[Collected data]

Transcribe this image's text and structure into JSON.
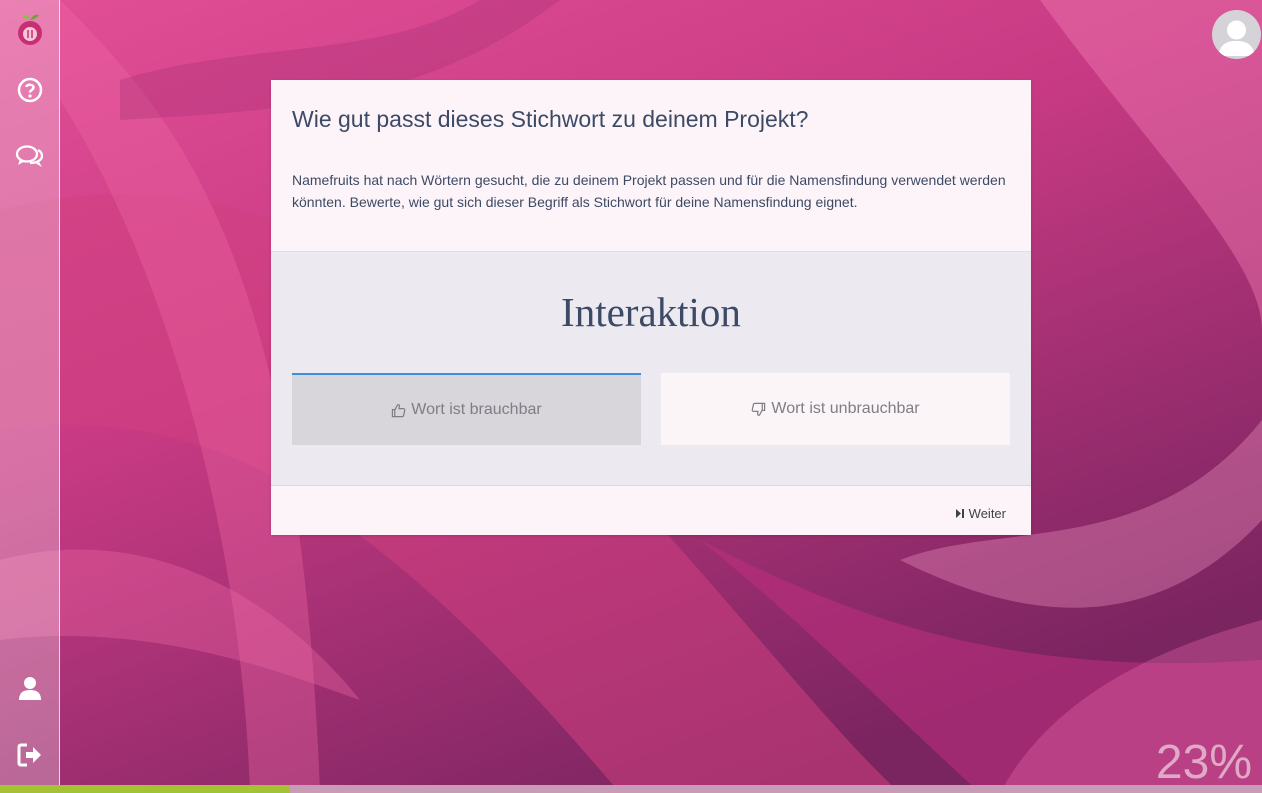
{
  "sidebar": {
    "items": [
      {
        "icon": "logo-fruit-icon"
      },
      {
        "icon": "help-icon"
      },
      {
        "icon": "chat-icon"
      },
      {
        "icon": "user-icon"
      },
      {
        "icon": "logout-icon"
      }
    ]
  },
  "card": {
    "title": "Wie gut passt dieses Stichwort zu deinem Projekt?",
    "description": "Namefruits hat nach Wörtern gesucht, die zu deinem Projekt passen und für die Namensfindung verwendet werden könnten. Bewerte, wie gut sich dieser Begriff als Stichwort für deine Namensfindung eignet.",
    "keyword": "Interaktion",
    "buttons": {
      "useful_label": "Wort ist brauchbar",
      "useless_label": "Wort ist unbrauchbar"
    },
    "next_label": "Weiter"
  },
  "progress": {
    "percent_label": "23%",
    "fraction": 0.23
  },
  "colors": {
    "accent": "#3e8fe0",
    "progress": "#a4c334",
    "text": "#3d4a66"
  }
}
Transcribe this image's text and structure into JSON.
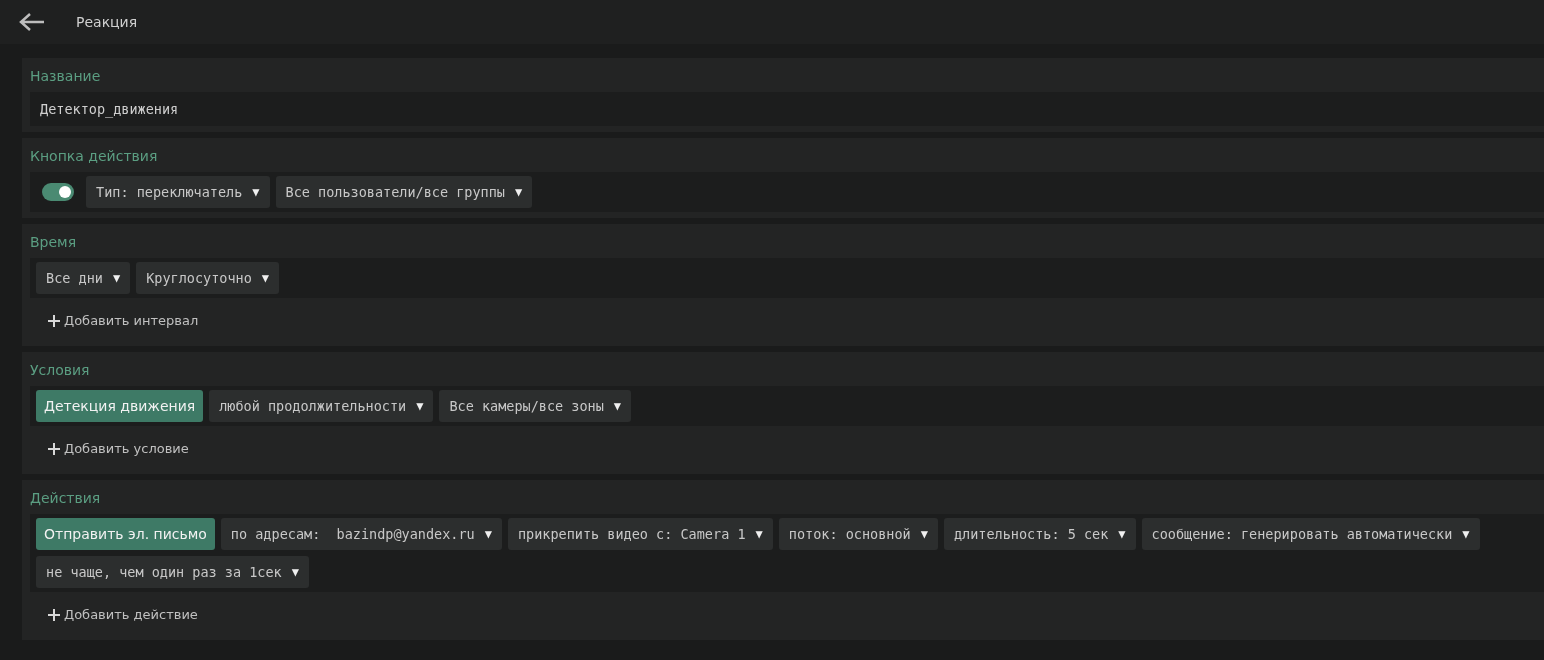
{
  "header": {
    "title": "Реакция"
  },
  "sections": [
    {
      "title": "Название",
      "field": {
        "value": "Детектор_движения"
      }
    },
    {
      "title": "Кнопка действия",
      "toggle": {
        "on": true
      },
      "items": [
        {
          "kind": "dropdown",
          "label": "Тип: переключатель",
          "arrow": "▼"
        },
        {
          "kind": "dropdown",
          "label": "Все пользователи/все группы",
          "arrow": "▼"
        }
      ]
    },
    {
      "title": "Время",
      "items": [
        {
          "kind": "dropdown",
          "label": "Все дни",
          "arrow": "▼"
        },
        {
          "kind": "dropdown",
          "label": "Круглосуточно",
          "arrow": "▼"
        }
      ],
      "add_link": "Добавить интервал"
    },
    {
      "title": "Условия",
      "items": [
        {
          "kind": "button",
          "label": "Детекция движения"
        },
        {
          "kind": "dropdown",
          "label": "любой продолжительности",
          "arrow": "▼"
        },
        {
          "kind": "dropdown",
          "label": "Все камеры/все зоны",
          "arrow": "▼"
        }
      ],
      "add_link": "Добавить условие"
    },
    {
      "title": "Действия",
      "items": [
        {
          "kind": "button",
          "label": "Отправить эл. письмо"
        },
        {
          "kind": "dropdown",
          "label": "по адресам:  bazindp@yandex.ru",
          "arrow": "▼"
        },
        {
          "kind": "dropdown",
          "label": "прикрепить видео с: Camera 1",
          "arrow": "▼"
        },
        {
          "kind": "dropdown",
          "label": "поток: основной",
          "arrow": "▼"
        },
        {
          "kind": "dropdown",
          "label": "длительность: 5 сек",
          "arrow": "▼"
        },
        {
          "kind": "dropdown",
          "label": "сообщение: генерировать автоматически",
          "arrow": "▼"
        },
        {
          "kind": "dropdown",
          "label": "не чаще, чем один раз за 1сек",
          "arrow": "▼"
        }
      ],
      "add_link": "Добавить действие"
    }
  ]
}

◆ Short exercise ◆
In the listing above, find each line with the word "Добавить" and copy it.

◆ Exercise result ◆
      "add_link": "Добавить интервал"
      "add_link": "Добавить условие"
      "add_link": "Добавить действие"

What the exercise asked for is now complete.